**Exercise instructions:**
From the entries below, report how many lines contain the string "Yellow". Give only that number.

** START OF Extracted entries **

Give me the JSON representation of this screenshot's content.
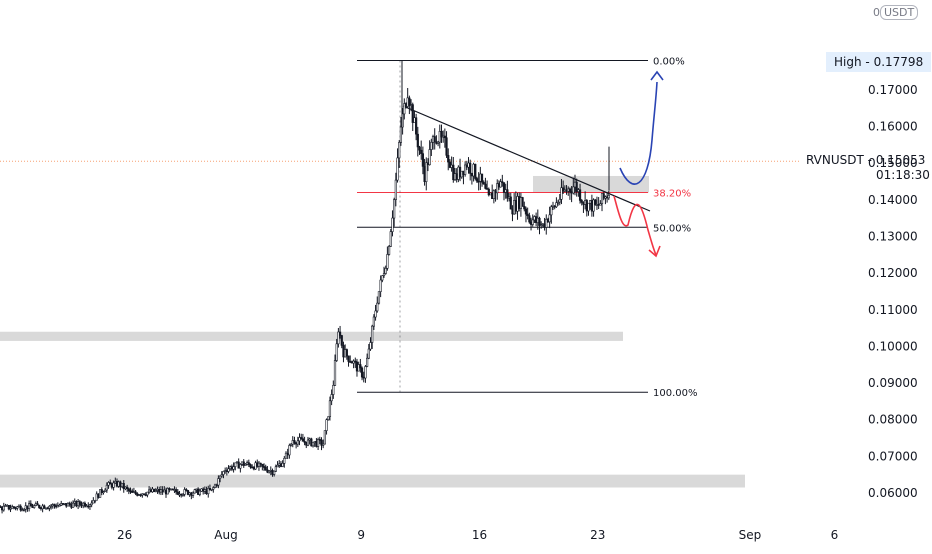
{
  "chart_data": {
    "type": "candlestick",
    "symbol": "RVNUSDT",
    "quote_unit": "USDT",
    "last_price": "0.15053",
    "countdown": "01:18:30",
    "high_label": "High",
    "high_value": "0.17798",
    "y_ticks": [
      "0.17000",
      "0.16000",
      "0.15000",
      "0.14000",
      "0.13000",
      "0.12000",
      "0.11000",
      "0.10000",
      "0.09000",
      "0.08000",
      "0.07000",
      "0.06000"
    ],
    "y_tick_values": [
      0.17,
      0.16,
      0.15,
      0.14,
      0.13,
      0.12,
      0.11,
      0.1,
      0.09,
      0.08,
      0.07,
      0.06
    ],
    "x_ticks": [
      {
        "label": "9",
        "day": -22
      },
      {
        "label": "26",
        "day": -6
      },
      {
        "label": "Aug",
        "day": 0
      },
      {
        "label": "9",
        "day": 8
      },
      {
        "label": "16",
        "day": 15
      },
      {
        "label": "23",
        "day": 22
      },
      {
        "label": "Sep",
        "day": 31
      },
      {
        "label": "6",
        "day": 36
      }
    ],
    "fib_levels": [
      {
        "label": "0.00%",
        "value": 0.178,
        "color": "#131722"
      },
      {
        "label": "38.20%",
        "value": 0.142,
        "color": "#f23645"
      },
      {
        "label": "50.00%",
        "value": 0.1325,
        "color": "#131722"
      },
      {
        "label": "100.00%",
        "value": 0.0875,
        "color": "#131722"
      }
    ],
    "support_zones": [
      {
        "from": 0.1015,
        "to": 0.104
      },
      {
        "from": 0.0615,
        "to": 0.065
      }
    ],
    "resistance_box": {
      "from": 0.142,
      "to": 0.1465
    },
    "price_path": [
      {
        "day": -23,
        "price": 0.0555
      },
      {
        "day": -21.5,
        "price": 0.0545
      },
      {
        "day": -19,
        "price": 0.0548
      },
      {
        "day": -16,
        "price": 0.0552
      },
      {
        "day": -13,
        "price": 0.056
      },
      {
        "day": -10,
        "price": 0.0566
      },
      {
        "day": -8,
        "price": 0.0572
      },
      {
        "day": -7,
        "price": 0.062
      },
      {
        "day": -6.3,
        "price": 0.0625
      },
      {
        "day": -5.5,
        "price": 0.0598
      },
      {
        "day": -4,
        "price": 0.0605
      },
      {
        "day": -2,
        "price": 0.0602
      },
      {
        "day": -0.8,
        "price": 0.0606
      },
      {
        "day": 0,
        "price": 0.0665
      },
      {
        "day": 1,
        "price": 0.068
      },
      {
        "day": 2,
        "price": 0.0672
      },
      {
        "day": 2.8,
        "price": 0.066
      },
      {
        "day": 3.5,
        "price": 0.069
      },
      {
        "day": 4,
        "price": 0.0745
      },
      {
        "day": 5,
        "price": 0.0738
      },
      {
        "day": 5.8,
        "price": 0.0735
      },
      {
        "day": 6.4,
        "price": 0.09
      },
      {
        "day": 6.7,
        "price": 0.105
      },
      {
        "day": 7,
        "price": 0.0985
      },
      {
        "day": 7.6,
        "price": 0.0955
      },
      {
        "day": 8.2,
        "price": 0.092
      },
      {
        "day": 8.5,
        "price": 0.0985
      },
      {
        "day": 9,
        "price": 0.113
      },
      {
        "day": 9.6,
        "price": 0.125
      },
      {
        "day": 10,
        "price": 0.14
      },
      {
        "day": 10.4,
        "price": 0.16
      },
      {
        "day": 10.8,
        "price": 0.17
      },
      {
        "day": 11.3,
        "price": 0.158
      },
      {
        "day": 11.8,
        "price": 0.147
      },
      {
        "day": 12.4,
        "price": 0.158
      },
      {
        "day": 13,
        "price": 0.155
      },
      {
        "day": 13.6,
        "price": 0.146
      },
      {
        "day": 14.3,
        "price": 0.15
      },
      {
        "day": 15,
        "price": 0.146
      },
      {
        "day": 15.6,
        "price": 0.14
      },
      {
        "day": 16.3,
        "price": 0.145
      },
      {
        "day": 17,
        "price": 0.138
      },
      {
        "day": 17.5,
        "price": 0.14
      },
      {
        "day": 18,
        "price": 0.135
      },
      {
        "day": 18.8,
        "price": 0.133
      },
      {
        "day": 19.3,
        "price": 0.137
      },
      {
        "day": 20,
        "price": 0.142
      },
      {
        "day": 20.7,
        "price": 0.144
      },
      {
        "day": 21.3,
        "price": 0.139
      },
      {
        "day": 22,
        "price": 0.138
      },
      {
        "day": 22.7,
        "price": 0.142
      },
      {
        "day": 23,
        "price": 0.1505
      }
    ]
  }
}
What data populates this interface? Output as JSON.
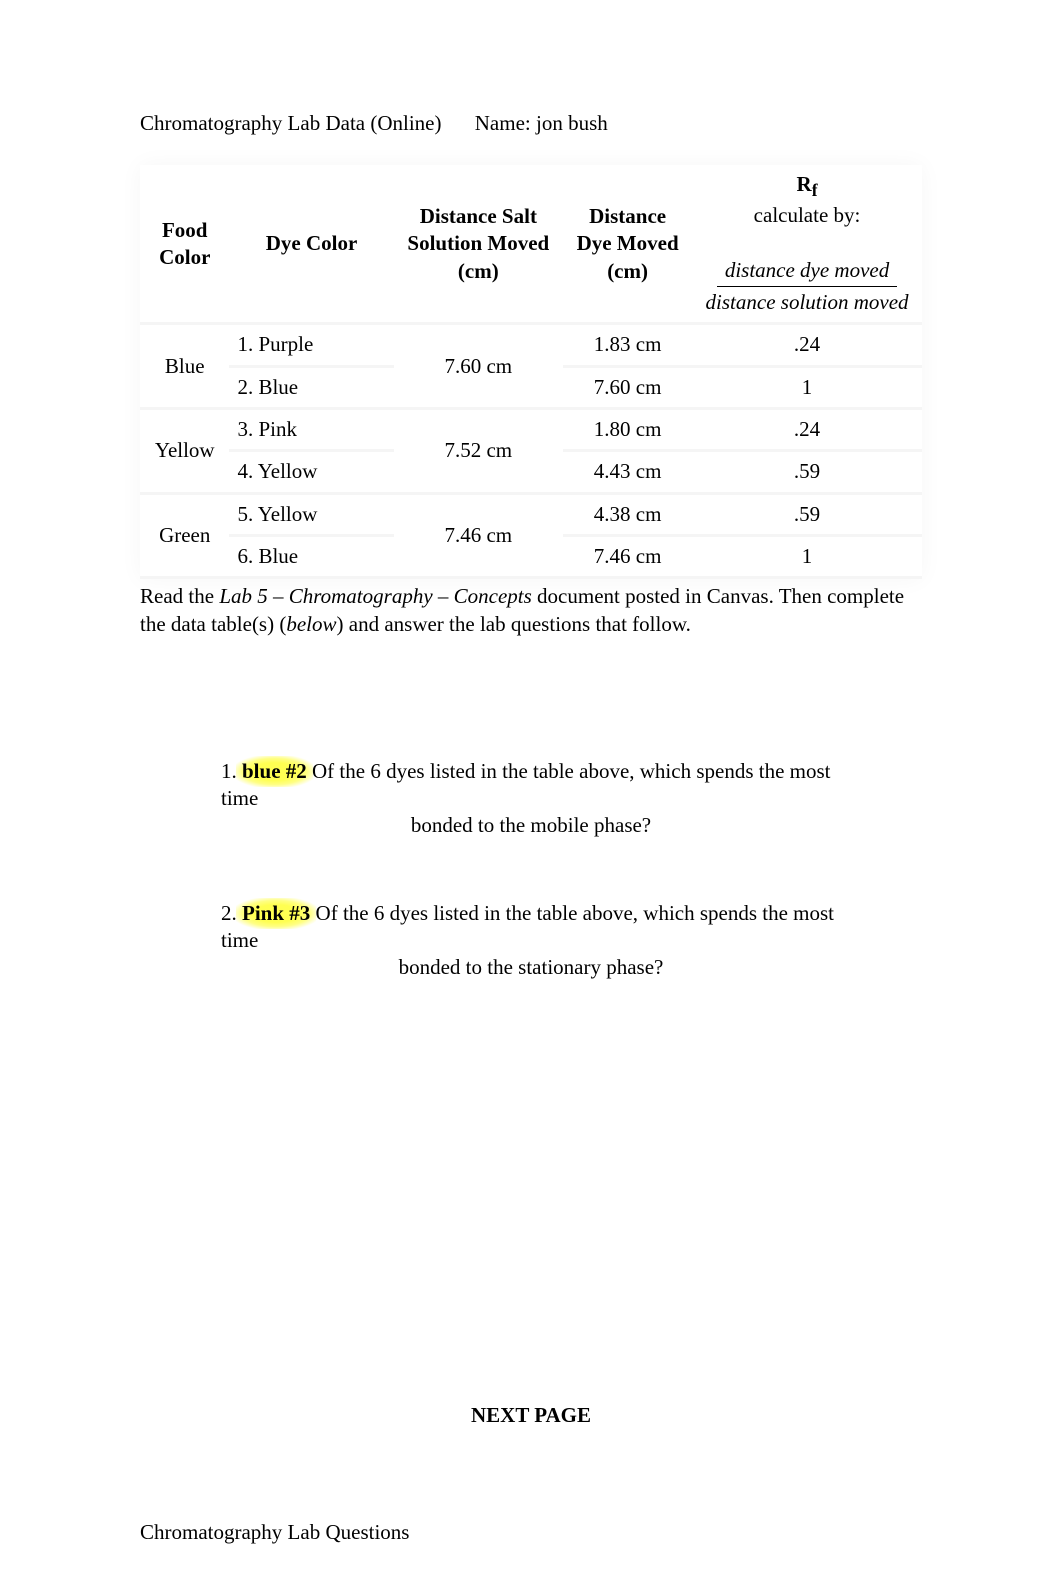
{
  "header": {
    "title": "Chromatography Lab Data (Online)",
    "name_label": "Name:",
    "name_value": "jon bush"
  },
  "table": {
    "headers": {
      "food_color": "Food Color",
      "dye_color": "Dye Color",
      "distance_salt": "Distance Salt Solution Moved (cm)",
      "distance_dye": "Distance Dye Moved (cm)",
      "rf_symbol": "R",
      "rf_sub": "f",
      "rf_calc_by": "calculate by:",
      "rf_num": "distance dye moved",
      "rf_den": "distance solution moved"
    },
    "groups": [
      {
        "food_color": "Blue",
        "salt": "7.60 cm",
        "rows": [
          {
            "dye": "1. Purple",
            "dist": "1.83 cm",
            "rf": ".24"
          },
          {
            "dye": "2. Blue",
            "dist": "7.60 cm",
            "rf": "1"
          }
        ]
      },
      {
        "food_color": "Yellow",
        "salt": "7.52 cm",
        "rows": [
          {
            "dye": "3. Pink",
            "dist": "1.80 cm",
            "rf": ".24"
          },
          {
            "dye": "4. Yellow",
            "dist": "4.43 cm",
            "rf": ".59"
          }
        ]
      },
      {
        "food_color": "Green",
        "salt": "7.46 cm",
        "rows": [
          {
            "dye": "5. Yellow",
            "dist": "4.38 cm",
            "rf": ".59"
          },
          {
            "dye": "6. Blue",
            "dist": "7.46 cm",
            "rf": "1"
          }
        ]
      }
    ]
  },
  "instructions": {
    "part1": "Read the ",
    "italic1": "Lab 5 – Chromatography – Concepts",
    "part2": " document posted in Canvas. Then complete the data table(s) (",
    "italic2": "below",
    "part3": ") and answer the lab questions that follow."
  },
  "questions": [
    {
      "num": "1.",
      "highlight": "blue #2",
      "rest1": " Of the 6 dyes listed in the table above, which spends the most time",
      "rest2": "bonded to the mobile phase?"
    },
    {
      "num": "2.",
      "highlight": "Pink #3",
      "rest1": " Of the 6 dyes listed in the table above, which spends the most time",
      "rest2": "bonded to the stationary phase?"
    }
  ],
  "next_page": "NEXT PAGE",
  "footer_title": "Chromatography Lab Questions",
  "colors": {
    "text": "#000000",
    "bg": "#ffffff",
    "row_sep": "#f5f5f5",
    "highlight": "#ffff52"
  }
}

** END OF Extracted entries **

**Completed task:**
3